**** Entries supplied

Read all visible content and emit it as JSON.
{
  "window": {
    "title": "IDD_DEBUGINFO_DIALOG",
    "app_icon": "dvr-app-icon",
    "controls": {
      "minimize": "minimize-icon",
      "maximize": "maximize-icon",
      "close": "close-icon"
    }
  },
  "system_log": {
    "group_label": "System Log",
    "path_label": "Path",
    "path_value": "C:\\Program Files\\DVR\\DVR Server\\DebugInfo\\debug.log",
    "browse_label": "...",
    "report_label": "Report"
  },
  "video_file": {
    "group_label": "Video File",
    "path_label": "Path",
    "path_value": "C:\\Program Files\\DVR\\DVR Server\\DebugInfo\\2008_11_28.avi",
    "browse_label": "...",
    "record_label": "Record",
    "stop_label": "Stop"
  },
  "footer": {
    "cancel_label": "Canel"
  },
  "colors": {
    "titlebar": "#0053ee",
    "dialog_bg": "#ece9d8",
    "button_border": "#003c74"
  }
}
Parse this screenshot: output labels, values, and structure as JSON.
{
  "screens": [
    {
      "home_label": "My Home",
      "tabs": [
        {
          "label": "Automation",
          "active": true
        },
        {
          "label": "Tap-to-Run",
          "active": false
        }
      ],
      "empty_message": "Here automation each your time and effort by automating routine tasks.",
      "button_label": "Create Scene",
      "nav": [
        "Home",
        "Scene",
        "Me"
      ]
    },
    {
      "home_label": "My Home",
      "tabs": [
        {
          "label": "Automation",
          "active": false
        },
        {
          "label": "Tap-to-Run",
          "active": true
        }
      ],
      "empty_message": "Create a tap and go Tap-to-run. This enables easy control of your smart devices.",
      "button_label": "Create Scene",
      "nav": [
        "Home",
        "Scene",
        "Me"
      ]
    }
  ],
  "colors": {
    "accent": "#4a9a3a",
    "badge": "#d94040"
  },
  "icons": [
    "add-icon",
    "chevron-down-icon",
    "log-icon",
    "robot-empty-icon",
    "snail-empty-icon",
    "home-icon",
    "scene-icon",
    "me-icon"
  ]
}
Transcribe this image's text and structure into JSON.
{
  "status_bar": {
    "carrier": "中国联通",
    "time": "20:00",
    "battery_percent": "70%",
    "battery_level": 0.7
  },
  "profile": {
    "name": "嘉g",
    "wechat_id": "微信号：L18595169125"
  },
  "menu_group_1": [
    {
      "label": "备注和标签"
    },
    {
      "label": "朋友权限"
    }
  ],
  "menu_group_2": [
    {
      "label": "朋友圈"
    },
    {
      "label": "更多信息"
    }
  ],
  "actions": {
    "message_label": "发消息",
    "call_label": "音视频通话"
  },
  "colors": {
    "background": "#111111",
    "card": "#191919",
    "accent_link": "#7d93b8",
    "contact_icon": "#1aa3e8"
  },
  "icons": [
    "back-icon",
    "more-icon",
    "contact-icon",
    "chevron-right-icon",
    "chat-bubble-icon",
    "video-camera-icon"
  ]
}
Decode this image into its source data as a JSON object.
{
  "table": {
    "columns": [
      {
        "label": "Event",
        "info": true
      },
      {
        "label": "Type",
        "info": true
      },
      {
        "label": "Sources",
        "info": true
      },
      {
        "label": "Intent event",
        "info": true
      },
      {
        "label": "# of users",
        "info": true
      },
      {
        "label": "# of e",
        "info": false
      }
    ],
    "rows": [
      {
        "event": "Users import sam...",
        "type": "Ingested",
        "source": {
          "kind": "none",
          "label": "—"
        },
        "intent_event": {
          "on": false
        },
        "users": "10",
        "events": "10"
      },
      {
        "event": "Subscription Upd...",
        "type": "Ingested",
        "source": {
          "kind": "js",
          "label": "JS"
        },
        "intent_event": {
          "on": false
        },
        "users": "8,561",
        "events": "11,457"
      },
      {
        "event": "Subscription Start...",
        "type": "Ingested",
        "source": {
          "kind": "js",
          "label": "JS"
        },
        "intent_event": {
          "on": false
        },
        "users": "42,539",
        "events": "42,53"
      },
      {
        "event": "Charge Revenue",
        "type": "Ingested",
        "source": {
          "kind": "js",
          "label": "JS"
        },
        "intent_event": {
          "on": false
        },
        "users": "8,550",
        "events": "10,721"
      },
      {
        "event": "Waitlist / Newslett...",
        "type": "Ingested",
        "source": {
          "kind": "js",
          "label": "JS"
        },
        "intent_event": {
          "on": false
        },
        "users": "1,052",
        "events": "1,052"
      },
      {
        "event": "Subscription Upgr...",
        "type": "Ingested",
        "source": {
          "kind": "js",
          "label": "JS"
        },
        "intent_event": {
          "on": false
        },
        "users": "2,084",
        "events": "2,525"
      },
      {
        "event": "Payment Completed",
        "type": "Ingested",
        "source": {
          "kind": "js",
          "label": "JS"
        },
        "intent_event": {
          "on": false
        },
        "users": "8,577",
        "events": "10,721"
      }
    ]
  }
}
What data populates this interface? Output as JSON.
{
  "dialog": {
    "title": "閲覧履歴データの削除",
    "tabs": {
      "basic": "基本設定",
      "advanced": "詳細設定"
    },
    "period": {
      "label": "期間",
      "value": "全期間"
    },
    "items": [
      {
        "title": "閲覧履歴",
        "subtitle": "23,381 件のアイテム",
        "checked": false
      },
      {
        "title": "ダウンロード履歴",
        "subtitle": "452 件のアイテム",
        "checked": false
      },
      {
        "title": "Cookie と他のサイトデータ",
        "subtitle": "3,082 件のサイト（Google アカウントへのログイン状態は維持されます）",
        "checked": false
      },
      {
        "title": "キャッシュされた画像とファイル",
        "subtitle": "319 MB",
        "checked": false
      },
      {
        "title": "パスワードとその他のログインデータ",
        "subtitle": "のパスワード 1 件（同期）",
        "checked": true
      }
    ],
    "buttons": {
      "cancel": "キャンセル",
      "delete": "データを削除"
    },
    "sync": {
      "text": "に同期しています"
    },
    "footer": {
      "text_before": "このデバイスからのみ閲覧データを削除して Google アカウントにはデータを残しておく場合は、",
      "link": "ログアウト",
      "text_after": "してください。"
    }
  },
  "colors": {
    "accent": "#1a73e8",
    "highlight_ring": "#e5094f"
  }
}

********

Request:
Only lines with the string "Subscription" belong in your answer; copy each one.

Correct answer:
        "event": "Subscription Upd...",
        "event": "Subscription Start...",
        "event": "Subscription Upgr...",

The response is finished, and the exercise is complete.